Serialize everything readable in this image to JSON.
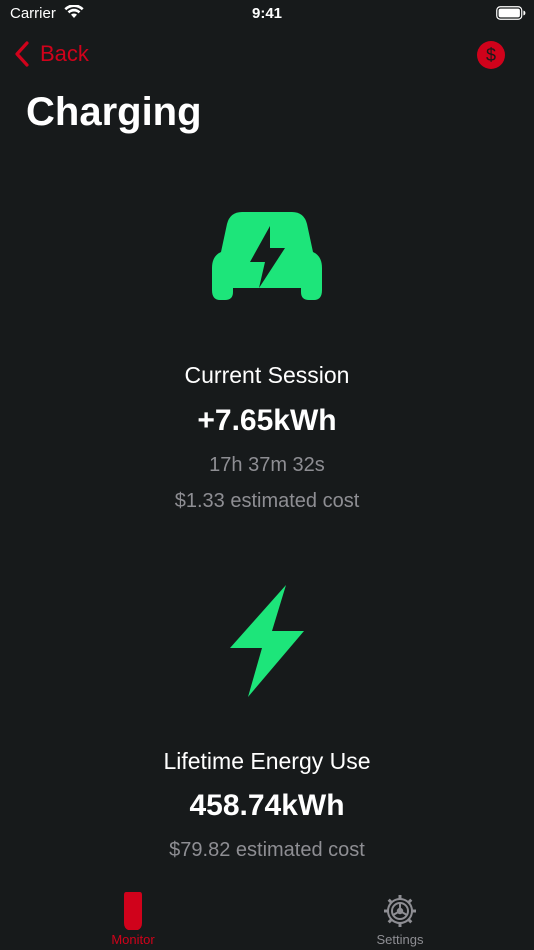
{
  "colors": {
    "accent": "#d0021b",
    "energy": "#1de57a",
    "background": "#171a1b",
    "secondary_text": "#8e8e93"
  },
  "status_bar": {
    "carrier": "Carrier",
    "time": "9:41",
    "icons": [
      "wifi-icon",
      "battery-icon"
    ]
  },
  "nav": {
    "back_label": "Back",
    "cost_icon_symbol": "$",
    "title": "Charging"
  },
  "current_session": {
    "icon": "car-charging-icon",
    "title": "Current Session",
    "energy": "+7.65kWh",
    "duration": "17h 37m 32s",
    "cost": "$1.33 estimated cost"
  },
  "lifetime": {
    "icon": "lightning-bolt-icon",
    "title": "Lifetime Energy Use",
    "energy": "458.74kWh",
    "cost": "$79.82 estimated cost"
  },
  "tabs": [
    {
      "label": "Monitor",
      "icon": "monitor-icon",
      "selected": true
    },
    {
      "label": "Settings",
      "icon": "gear-icon",
      "selected": false
    }
  ]
}
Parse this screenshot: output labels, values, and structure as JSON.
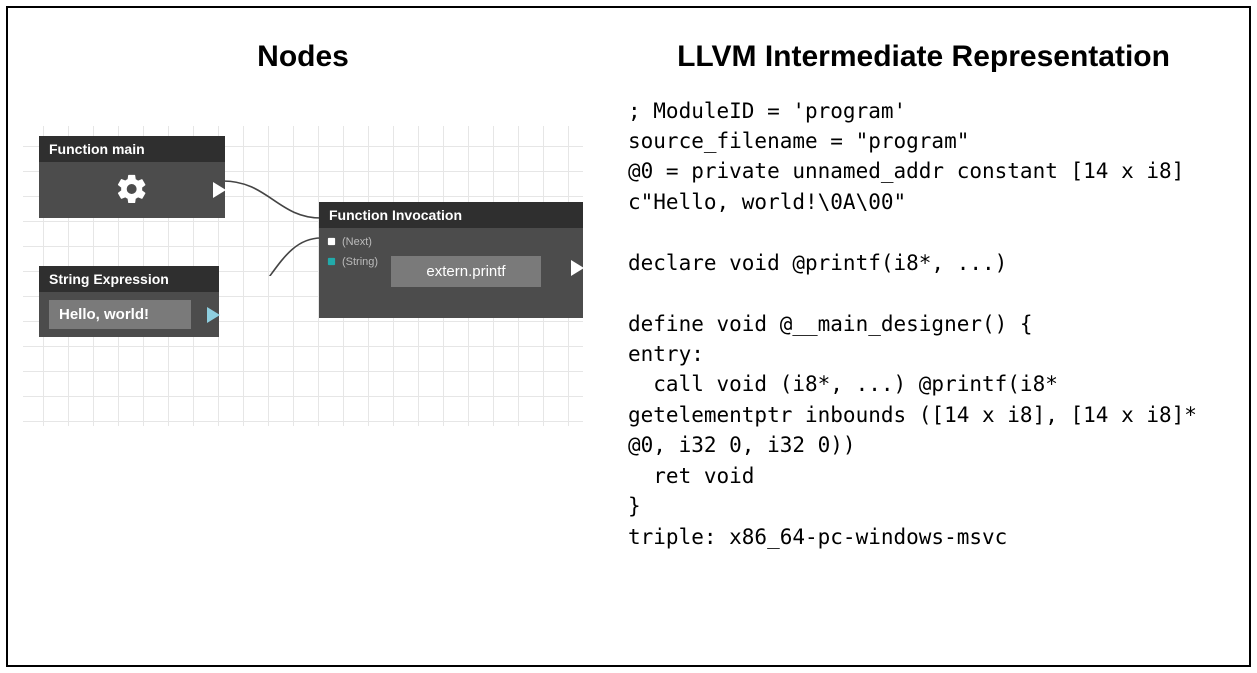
{
  "left": {
    "title": "Nodes",
    "nodes": {
      "main": {
        "title": "Function main"
      },
      "string": {
        "title": "String Expression",
        "value": "Hello, world!"
      },
      "invoke": {
        "title": "Function Invocation",
        "port_next": "(Next)",
        "port_string": "(String)",
        "value": "extern.printf"
      }
    }
  },
  "right": {
    "title": "LLVM Intermediate Representation",
    "code": "; ModuleID = 'program'\nsource_filename = \"program\"\n@0 = private unnamed_addr constant [14 x i8]\nc\"Hello, world!\\0A\\00\"\n\ndeclare void @printf(i8*, ...)\n\ndefine void @__main_designer() {\nentry:\n  call void (i8*, ...) @printf(i8*\ngetelementptr inbounds ([14 x i8], [14 x i8]*\n@0, i32 0, i32 0))\n  ret void\n}\ntriple: x86_64-pc-windows-msvc"
  }
}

☆ ☆ ☆

Your task is to retype all the entries exactly and leave out any pictures.

Serialize everything readable in this image to JSON.
{
  "colors": {
    "accent": "#d0021b",
    "energy": "#1de57a",
    "background": "#171a1b",
    "secondary_text": "#8e8e93"
  },
  "status_bar": {
    "carrier": "Carrier",
    "time": "9:41",
    "icons": [
      "wifi-icon",
      "battery-icon"
    ]
  },
  "nav": {
    "back_label": "Back",
    "cost_icon_symbol": "$",
    "title": "Charging"
  },
  "current_session": {
    "icon": "car-charging-icon",
    "title": "Current Session",
    "energy": "+7.65kWh",
    "duration": "17h 37m 32s",
    "cost": "$1.33 estimated cost"
  },
  "lifetime": {
    "icon": "lightning-bolt-icon",
    "title": "Lifetime Energy Use",
    "energy": "458.74kWh",
    "cost": "$79.82 estimated cost"
  },
  "tabs": [
    {
      "label": "Monitor",
      "icon": "monitor-icon",
      "selected": true
    },
    {
      "label": "Settings",
      "icon": "gear-icon",
      "selected": false
    }
  ]
}
Parse this screenshot: output labels, values, and structure as JSON.
{
  "left": {
    "title": "Nodes",
    "nodes": {
      "main": {
        "title": "Function main"
      },
      "string": {
        "title": "String Expression",
        "value": "Hello, world!"
      },
      "invoke": {
        "title": "Function Invocation",
        "port_next": "(Next)",
        "port_string": "(String)",
        "value": "extern.printf"
      }
    }
  },
  "right": {
    "title": "LLVM Intermediate Representation",
    "code": "; ModuleID = 'program'\nsource_filename = \"program\"\n@0 = private unnamed_addr constant [14 x i8]\nc\"Hello, world!\\0A\\00\"\n\ndeclare void @printf(i8*, ...)\n\ndefine void @__main_designer() {\nentry:\n  call void (i8*, ...) @printf(i8*\ngetelementptr inbounds ([14 x i8], [14 x i8]*\n@0, i32 0, i32 0))\n  ret void\n}\ntriple: x86_64-pc-windows-msvc"
  }
}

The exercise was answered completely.